### Problem statement
Extract every line where the string "JSON" appears.

** start of Data to process **

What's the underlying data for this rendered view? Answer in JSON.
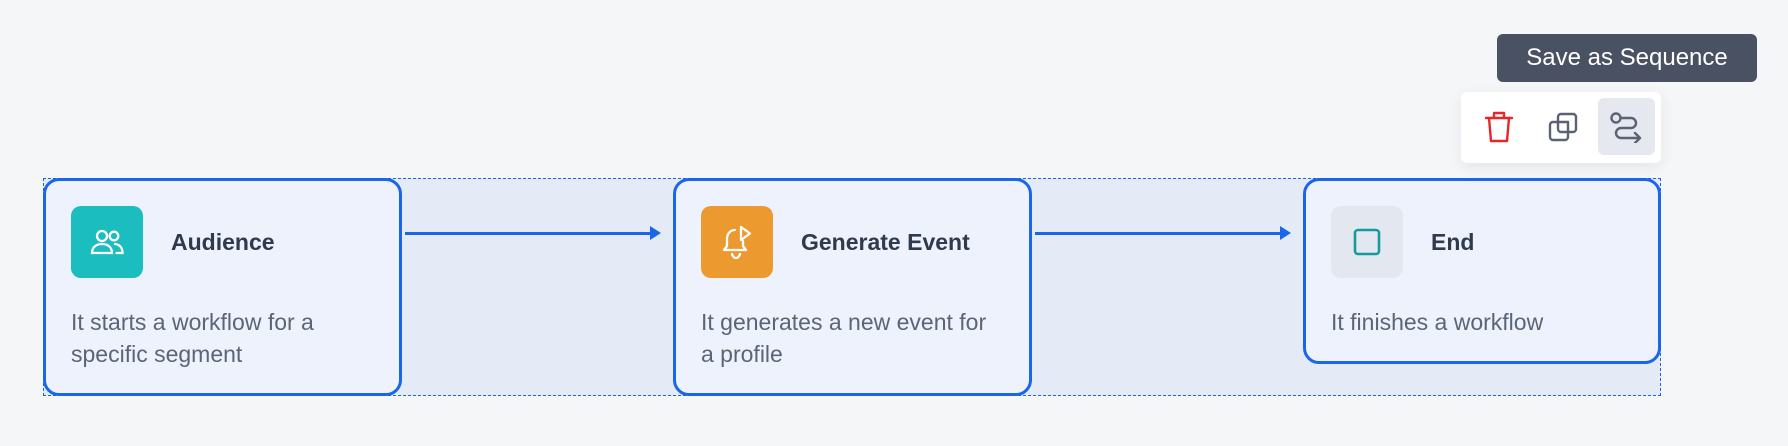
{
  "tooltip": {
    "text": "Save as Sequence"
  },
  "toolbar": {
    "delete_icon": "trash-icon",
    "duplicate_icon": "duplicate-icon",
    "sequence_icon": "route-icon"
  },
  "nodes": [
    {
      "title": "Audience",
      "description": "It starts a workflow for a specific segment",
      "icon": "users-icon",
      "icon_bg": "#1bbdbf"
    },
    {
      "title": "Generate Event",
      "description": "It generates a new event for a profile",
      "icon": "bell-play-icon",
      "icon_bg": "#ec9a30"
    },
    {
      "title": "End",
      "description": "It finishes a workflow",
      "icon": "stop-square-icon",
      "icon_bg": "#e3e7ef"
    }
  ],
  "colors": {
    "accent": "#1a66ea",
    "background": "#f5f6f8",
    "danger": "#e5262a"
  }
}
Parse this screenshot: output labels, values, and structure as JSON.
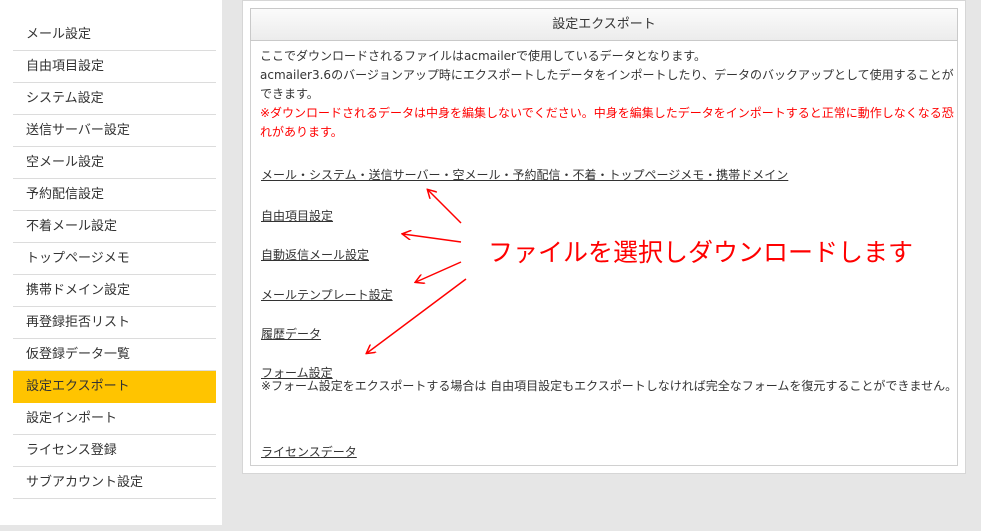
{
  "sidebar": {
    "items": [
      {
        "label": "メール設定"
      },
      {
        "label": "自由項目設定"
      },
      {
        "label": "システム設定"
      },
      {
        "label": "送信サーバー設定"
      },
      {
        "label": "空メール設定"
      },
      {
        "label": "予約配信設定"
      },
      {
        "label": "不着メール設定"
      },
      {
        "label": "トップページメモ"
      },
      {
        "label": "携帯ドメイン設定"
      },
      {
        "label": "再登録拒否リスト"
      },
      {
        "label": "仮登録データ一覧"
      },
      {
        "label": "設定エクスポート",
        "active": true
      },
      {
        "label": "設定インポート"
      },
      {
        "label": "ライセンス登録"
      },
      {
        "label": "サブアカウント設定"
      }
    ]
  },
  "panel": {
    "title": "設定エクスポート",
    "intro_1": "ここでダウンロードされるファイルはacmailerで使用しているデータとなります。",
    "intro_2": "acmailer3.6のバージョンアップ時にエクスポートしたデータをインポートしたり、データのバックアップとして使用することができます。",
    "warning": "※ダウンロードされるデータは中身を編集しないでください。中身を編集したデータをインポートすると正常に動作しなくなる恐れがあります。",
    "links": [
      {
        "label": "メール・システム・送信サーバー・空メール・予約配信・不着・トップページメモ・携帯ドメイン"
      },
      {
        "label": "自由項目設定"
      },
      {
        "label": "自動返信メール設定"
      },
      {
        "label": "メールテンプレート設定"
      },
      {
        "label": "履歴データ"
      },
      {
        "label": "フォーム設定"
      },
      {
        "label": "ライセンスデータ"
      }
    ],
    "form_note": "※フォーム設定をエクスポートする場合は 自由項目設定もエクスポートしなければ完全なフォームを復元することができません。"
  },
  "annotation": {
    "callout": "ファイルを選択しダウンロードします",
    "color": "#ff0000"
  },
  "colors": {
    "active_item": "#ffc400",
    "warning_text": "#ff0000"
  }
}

** end of Data to process **
** start of Data to process **

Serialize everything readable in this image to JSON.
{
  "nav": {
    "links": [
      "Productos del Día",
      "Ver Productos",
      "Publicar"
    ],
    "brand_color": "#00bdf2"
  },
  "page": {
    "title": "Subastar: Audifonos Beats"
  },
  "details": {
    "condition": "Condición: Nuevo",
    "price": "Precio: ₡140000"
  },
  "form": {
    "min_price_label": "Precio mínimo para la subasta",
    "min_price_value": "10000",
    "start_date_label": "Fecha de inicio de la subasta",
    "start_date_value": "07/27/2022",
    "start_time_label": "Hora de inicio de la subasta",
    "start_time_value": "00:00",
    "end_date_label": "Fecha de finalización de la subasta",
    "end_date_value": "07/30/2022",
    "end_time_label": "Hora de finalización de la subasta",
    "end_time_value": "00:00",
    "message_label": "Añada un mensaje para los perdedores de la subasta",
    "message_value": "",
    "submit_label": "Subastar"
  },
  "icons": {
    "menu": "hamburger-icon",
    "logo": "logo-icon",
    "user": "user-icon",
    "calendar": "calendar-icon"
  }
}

** end of Data to process **

### Response to this task
What's the underlying data for this rendered view? Answer in JSON.
Parse this screenshot: output labels, values, and structure as JSON.
Serialize everything readable in this image to JSON.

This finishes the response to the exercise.